Task directions: Select every line containing the word "passe" from the material, and copy those lines.

>> Begin Task data

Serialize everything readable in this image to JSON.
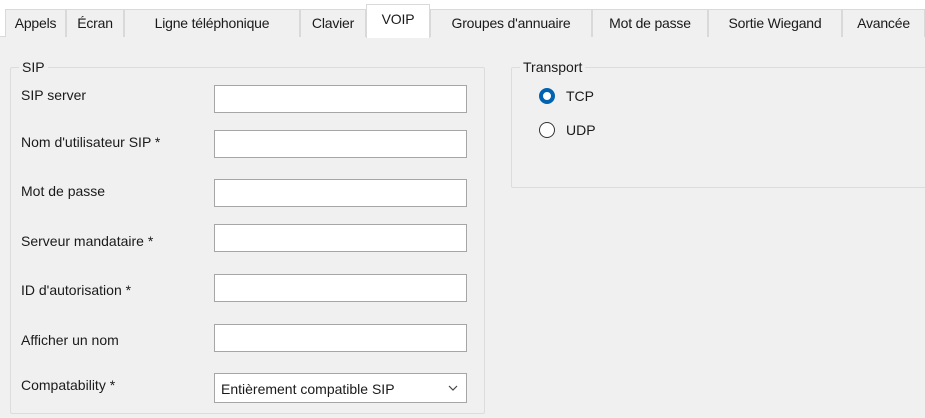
{
  "tabs": [
    {
      "label": "Appels"
    },
    {
      "label": "Écran"
    },
    {
      "label": "Ligne téléphonique"
    },
    {
      "label": "Clavier"
    },
    {
      "label": "VOIP"
    },
    {
      "label": "Groupes d'annuaire"
    },
    {
      "label": "Mot de passe"
    },
    {
      "label": "Sortie Wiegand"
    },
    {
      "label": "Avancée"
    }
  ],
  "active_tab": "VOIP",
  "sip": {
    "title": "SIP",
    "fields": [
      {
        "label": "SIP server",
        "value": ""
      },
      {
        "label": "Nom d'utilisateur SIP *",
        "value": ""
      },
      {
        "label": "Mot de passe",
        "value": ""
      },
      {
        "label": "Serveur mandataire *",
        "value": ""
      },
      {
        "label": "ID d'autorisation *",
        "value": ""
      },
      {
        "label": "Afficher un nom",
        "value": ""
      }
    ],
    "compat": {
      "label": "Compatability *",
      "selected": "Entièrement compatible SIP"
    }
  },
  "transport": {
    "title": "Transport",
    "options": [
      {
        "label": "TCP",
        "checked": true
      },
      {
        "label": "UDP",
        "checked": false
      }
    ]
  },
  "colors": {
    "accent": "#0063b1",
    "panel_bg": "#f0f0f0",
    "tab_border": "#d9d9d9"
  }
}
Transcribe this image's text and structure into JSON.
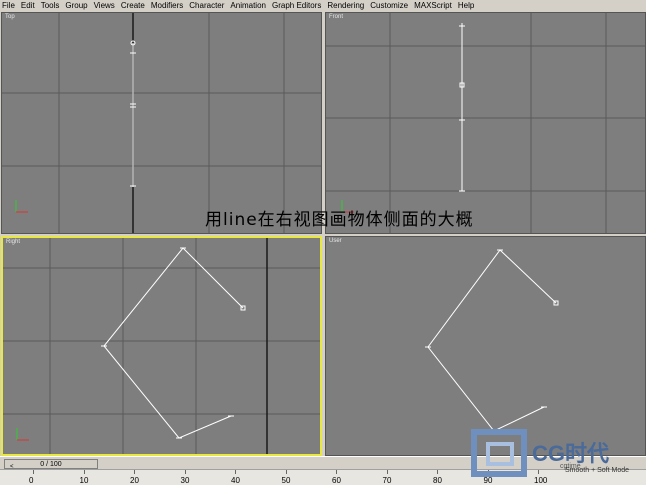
{
  "menu": [
    "File",
    "Edit",
    "Tools",
    "Group",
    "Views",
    "Create",
    "Modifiers",
    "Character",
    "Animation",
    "Graph Editors",
    "Rendering",
    "Customize",
    "MAXScript",
    "Help"
  ],
  "viewports": {
    "top": {
      "label": "Top"
    },
    "front": {
      "label": "Front"
    },
    "right": {
      "label": "Right"
    },
    "user": {
      "label": "User"
    }
  },
  "caption": "用line在右视图画物体侧面的大概",
  "timeline": {
    "frame": "0 / 100",
    "prev": "<"
  },
  "ruler": {
    "ticks": [
      "0",
      "10",
      "20",
      "30",
      "40",
      "50",
      "60",
      "70",
      "80",
      "90",
      "100"
    ]
  },
  "logo": {
    "text": "CG时代",
    "url_fragment": "cgtime"
  },
  "status": "Smooth + Soft Mode",
  "colors": {
    "viewport_bg": "#7e7e7e",
    "active_border": "#e8e840",
    "grid": "#5a5a5a",
    "line": "#ffffff"
  }
}
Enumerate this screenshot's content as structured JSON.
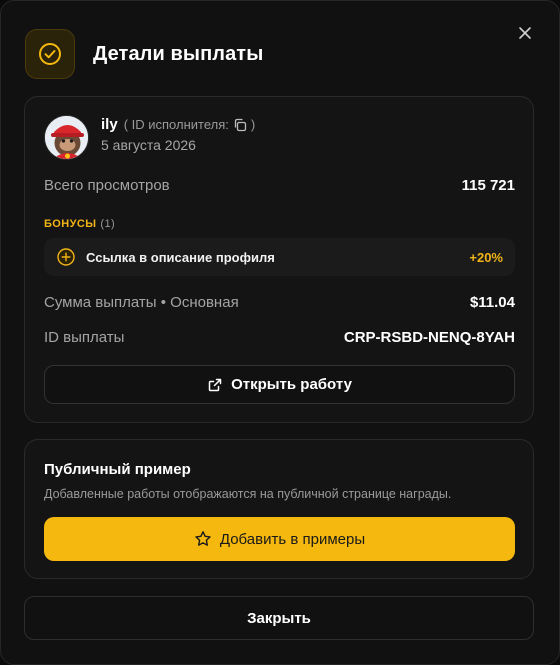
{
  "dialog": {
    "title": "Детали выплаты",
    "close_icon": "close-icon",
    "header_icon": "check-circle-icon"
  },
  "colors": {
    "accent": "#F5B80F",
    "background": "#111111",
    "card": "#141414",
    "muted_text": "#A4A4A4"
  },
  "details": {
    "user": {
      "name": "ily",
      "id_label": "( ID исполнителя:",
      "id_close": ")",
      "date": "5 августа 2026"
    },
    "total_views_label": "Всего просмотров",
    "total_views_value": "115 721",
    "bonuses_label": "БОНУСЫ",
    "bonuses_count": "(1)",
    "bonus": {
      "label": "Ссылка в описание профиля",
      "value": "+20%",
      "icon": "plus-circle-icon"
    },
    "payout_sum_label": "Сумма выплаты • Основная",
    "payout_sum_value": "$11.04",
    "payout_id_label": "ID выплаты",
    "payout_id_value": "CRP-RSBD-NENQ-8YAH",
    "open_work_label": "Открыть работу"
  },
  "public_example": {
    "title": "Публичный пример",
    "description": "Добавленные работы отображаются на публичной странице награды.",
    "add_button_label": "Добавить в примеры"
  },
  "footer": {
    "close_label": "Закрыть"
  }
}
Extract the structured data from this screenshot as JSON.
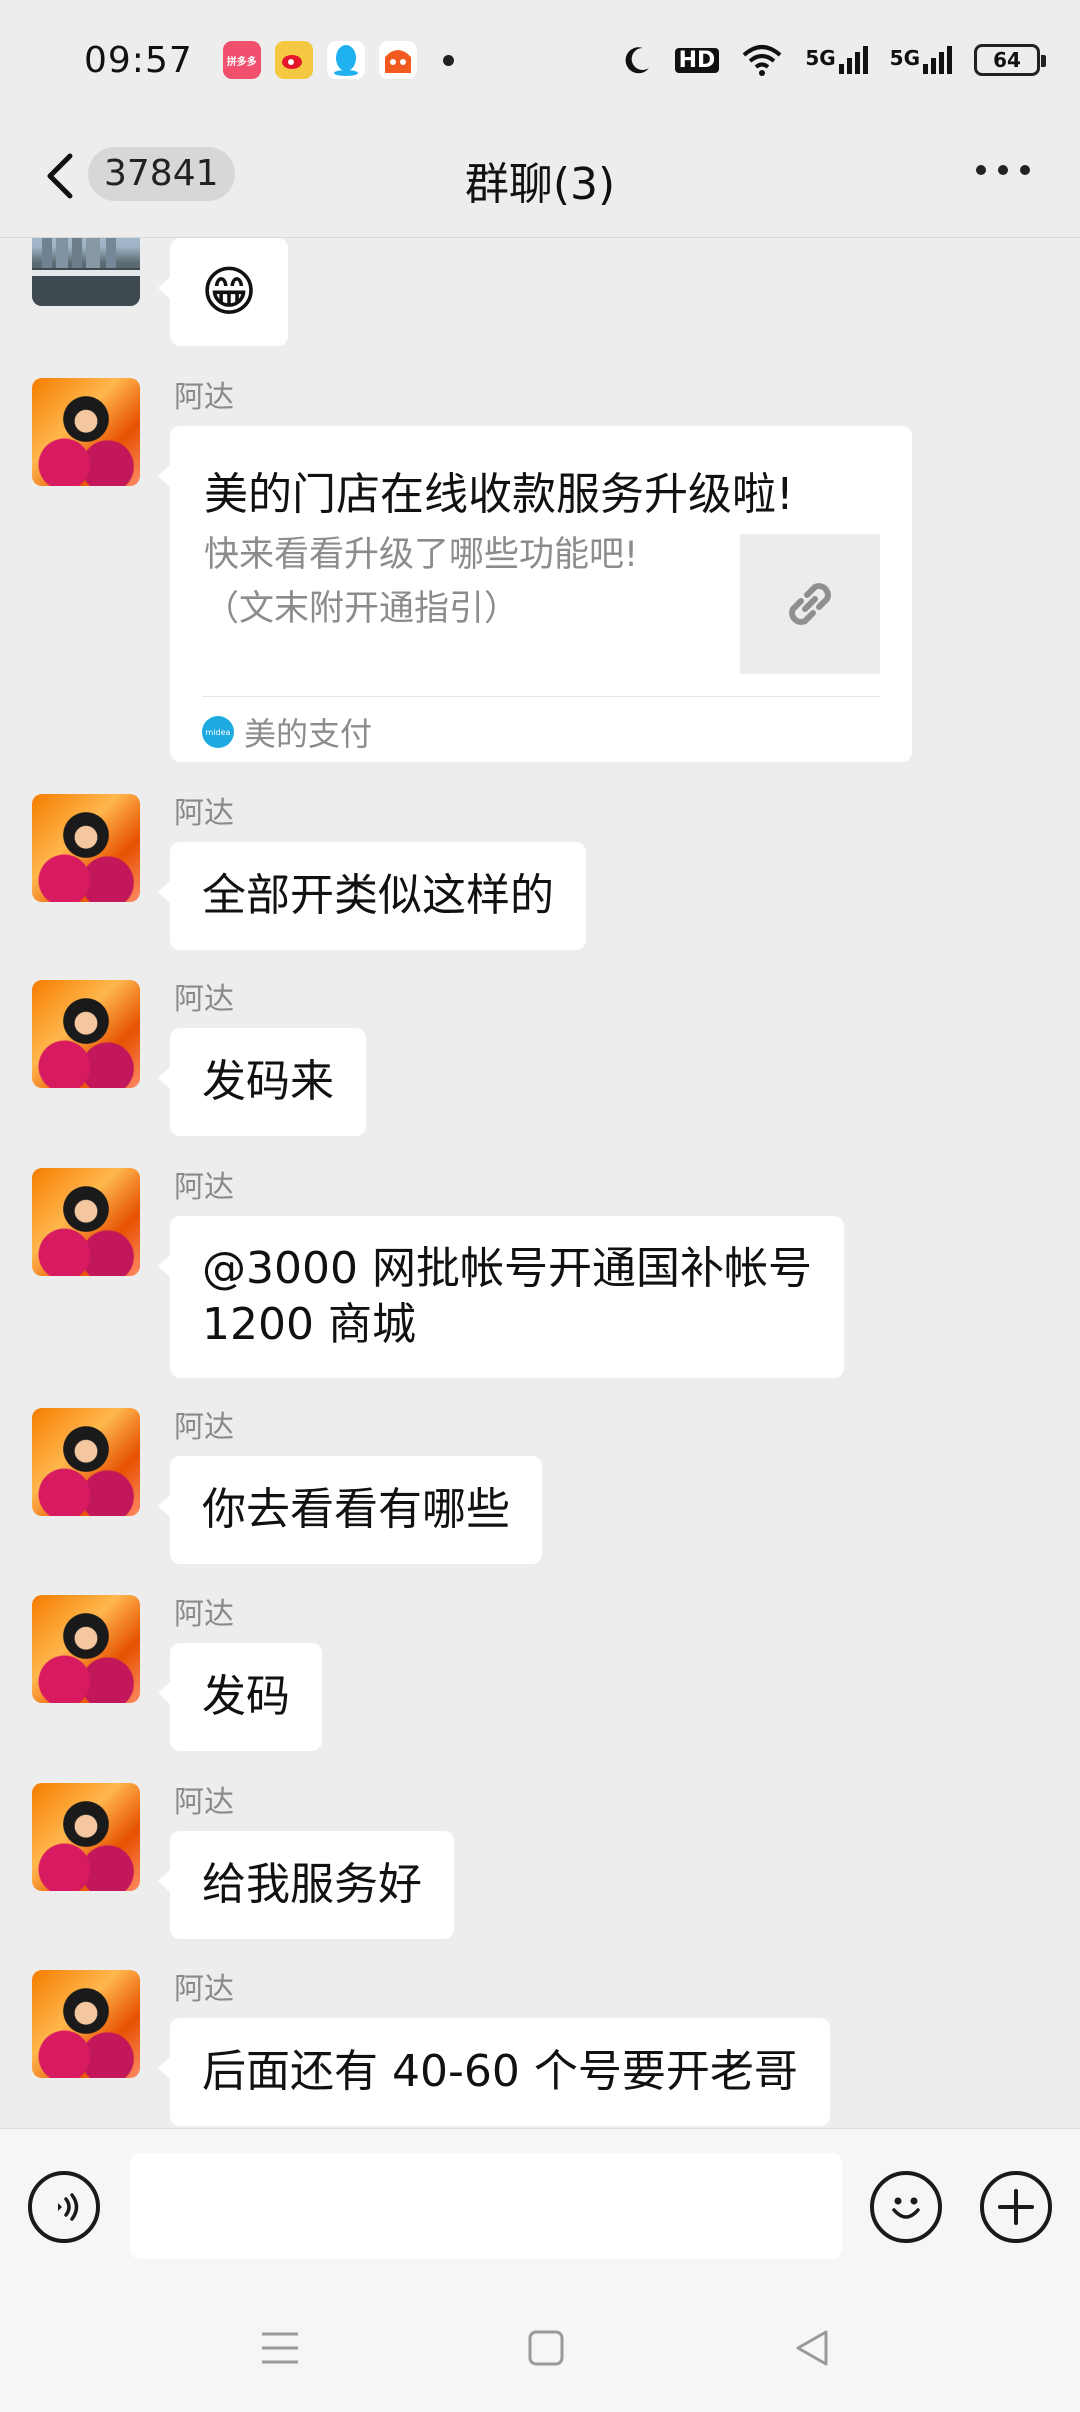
{
  "status_bar": {
    "time": "09:57",
    "apps": [
      {
        "icon": "pinduoduo-app-icon",
        "color": "#f0506e",
        "label": "拼多多"
      },
      {
        "icon": "weibo-app-icon",
        "color": "#f5b22c",
        "label": ""
      },
      {
        "icon": "qq-app-icon",
        "color": "#1fb0f0",
        "label": ""
      },
      {
        "icon": "taobao-app-icon",
        "color": "#f25a1f",
        "label": ""
      }
    ],
    "hd_label": "HD",
    "net1": "5G",
    "net2": "5G",
    "battery": "64"
  },
  "nav": {
    "unread_count": "37841",
    "title": "群聊(3)"
  },
  "messages": [
    {
      "type": "emoji",
      "content": "😁"
    },
    {
      "type": "link",
      "sender": "阿达",
      "title": "美的门店在线收款服务升级啦!",
      "desc_line1": "快来看看升级了哪些功能吧!",
      "desc_line2": "（文末附开通指引）",
      "source": "美的支付",
      "source_icon_text": "midea"
    },
    {
      "type": "text",
      "sender": "阿达",
      "content": "全部开类似这样的"
    },
    {
      "type": "text",
      "sender": "阿达",
      "content": "发码来"
    },
    {
      "type": "text",
      "sender": "阿达",
      "line1": "@3000 网批帐号开通国补帐号",
      "line2": "1200 商城"
    },
    {
      "type": "text",
      "sender": "阿达",
      "content": "你去看看有哪些"
    },
    {
      "type": "text",
      "sender": "阿达",
      "content": "发码"
    },
    {
      "type": "text",
      "sender": "阿达",
      "content": "给我服务好"
    },
    {
      "type": "text",
      "sender": "阿达",
      "content": "后面还有 40-60 个号要开老哥"
    }
  ],
  "input": {
    "placeholder": "",
    "value": ""
  }
}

>> End Task data

Answer to the task:
      "label": "Mot de passe"
        "label": "Mot de passe",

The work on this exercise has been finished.